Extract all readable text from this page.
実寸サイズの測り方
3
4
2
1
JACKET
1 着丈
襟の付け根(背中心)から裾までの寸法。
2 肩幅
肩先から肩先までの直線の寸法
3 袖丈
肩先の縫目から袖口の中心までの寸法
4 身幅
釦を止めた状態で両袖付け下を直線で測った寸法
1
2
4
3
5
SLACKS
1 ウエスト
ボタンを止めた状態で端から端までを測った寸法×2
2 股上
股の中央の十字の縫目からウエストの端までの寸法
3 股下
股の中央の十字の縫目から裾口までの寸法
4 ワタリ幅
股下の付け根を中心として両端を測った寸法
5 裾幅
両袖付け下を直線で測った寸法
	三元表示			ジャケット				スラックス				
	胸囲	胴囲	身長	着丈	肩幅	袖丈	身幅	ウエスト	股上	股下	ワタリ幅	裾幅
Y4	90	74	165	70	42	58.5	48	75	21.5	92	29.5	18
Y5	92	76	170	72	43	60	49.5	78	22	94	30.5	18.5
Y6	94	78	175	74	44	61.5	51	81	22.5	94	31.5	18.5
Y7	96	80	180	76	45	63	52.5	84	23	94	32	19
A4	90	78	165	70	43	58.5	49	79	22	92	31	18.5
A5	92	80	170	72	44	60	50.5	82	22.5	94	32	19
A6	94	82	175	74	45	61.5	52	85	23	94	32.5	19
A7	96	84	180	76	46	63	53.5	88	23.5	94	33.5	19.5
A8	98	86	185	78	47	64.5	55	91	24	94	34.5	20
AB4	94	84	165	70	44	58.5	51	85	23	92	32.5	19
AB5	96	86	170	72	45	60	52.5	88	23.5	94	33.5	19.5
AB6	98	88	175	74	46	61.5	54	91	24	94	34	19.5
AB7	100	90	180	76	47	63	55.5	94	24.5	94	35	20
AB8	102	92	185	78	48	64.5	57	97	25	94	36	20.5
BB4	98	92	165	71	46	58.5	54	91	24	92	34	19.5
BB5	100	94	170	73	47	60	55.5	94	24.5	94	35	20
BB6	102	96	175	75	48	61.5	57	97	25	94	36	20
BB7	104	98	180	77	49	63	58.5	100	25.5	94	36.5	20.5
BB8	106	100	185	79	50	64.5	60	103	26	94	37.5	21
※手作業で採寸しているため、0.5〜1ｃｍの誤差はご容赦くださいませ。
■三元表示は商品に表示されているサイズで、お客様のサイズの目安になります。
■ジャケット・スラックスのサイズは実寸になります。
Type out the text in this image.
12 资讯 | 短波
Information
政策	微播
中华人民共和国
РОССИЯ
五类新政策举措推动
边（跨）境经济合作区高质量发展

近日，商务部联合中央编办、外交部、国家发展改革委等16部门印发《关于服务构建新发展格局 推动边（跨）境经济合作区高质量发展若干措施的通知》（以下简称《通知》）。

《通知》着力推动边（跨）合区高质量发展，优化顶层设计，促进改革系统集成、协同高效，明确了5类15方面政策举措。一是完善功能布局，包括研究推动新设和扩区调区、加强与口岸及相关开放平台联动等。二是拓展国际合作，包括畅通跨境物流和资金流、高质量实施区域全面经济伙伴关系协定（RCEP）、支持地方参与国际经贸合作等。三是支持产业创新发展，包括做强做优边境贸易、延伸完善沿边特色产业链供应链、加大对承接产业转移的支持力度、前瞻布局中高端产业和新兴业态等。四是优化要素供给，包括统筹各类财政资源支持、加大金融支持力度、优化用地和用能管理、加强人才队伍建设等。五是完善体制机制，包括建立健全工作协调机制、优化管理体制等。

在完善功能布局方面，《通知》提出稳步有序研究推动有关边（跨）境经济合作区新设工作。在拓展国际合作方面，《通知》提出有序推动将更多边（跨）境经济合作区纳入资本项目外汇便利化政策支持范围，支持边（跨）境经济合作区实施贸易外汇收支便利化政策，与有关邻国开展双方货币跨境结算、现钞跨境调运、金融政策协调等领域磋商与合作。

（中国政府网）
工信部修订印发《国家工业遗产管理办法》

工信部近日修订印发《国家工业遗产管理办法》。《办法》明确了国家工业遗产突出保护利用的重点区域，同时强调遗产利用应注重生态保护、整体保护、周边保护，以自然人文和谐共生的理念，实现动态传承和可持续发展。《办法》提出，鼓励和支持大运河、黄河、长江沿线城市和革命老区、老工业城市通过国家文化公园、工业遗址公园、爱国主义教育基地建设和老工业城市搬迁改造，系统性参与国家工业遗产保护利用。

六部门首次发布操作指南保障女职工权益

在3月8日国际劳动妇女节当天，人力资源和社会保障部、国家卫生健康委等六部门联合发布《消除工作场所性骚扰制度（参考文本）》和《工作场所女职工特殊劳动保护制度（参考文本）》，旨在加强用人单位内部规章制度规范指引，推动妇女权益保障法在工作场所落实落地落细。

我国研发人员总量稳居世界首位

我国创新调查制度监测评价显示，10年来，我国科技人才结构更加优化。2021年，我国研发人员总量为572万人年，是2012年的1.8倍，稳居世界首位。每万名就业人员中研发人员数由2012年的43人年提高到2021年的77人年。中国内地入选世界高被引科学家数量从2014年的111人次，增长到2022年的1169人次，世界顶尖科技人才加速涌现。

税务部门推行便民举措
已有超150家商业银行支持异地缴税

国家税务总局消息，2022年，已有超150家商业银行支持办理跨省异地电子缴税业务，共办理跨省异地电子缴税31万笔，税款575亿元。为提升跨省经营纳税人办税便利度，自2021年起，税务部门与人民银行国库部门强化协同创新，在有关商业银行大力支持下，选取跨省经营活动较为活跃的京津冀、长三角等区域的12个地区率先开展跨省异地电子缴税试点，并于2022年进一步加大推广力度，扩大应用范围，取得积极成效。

= = = =

> [Stated exercise]:
Show all lines in the entries above where the word "国家工业遗产管理办法" appears.

> [Result of the task]:
工信部修订印发《国家工业遗产管理办法》
工信部近日修订印发《国家工业遗产管理办法》。《办法》明确了国家工业遗产突出保护利用的重点区域，同时强调遗产利用应注重生态保护、整体保护、周边保护，以自然人文和谐共生的理念，实现动态传承和可持续发展。《办法》提出，鼓励和支持大运河、黄河、长江沿线城市和革命老区、老工业城市通过国家文化公园、工业遗址公园、爱国主义教育基地建设和老工业城市搬迁改造，系统性参与国家工业遗产保护利用。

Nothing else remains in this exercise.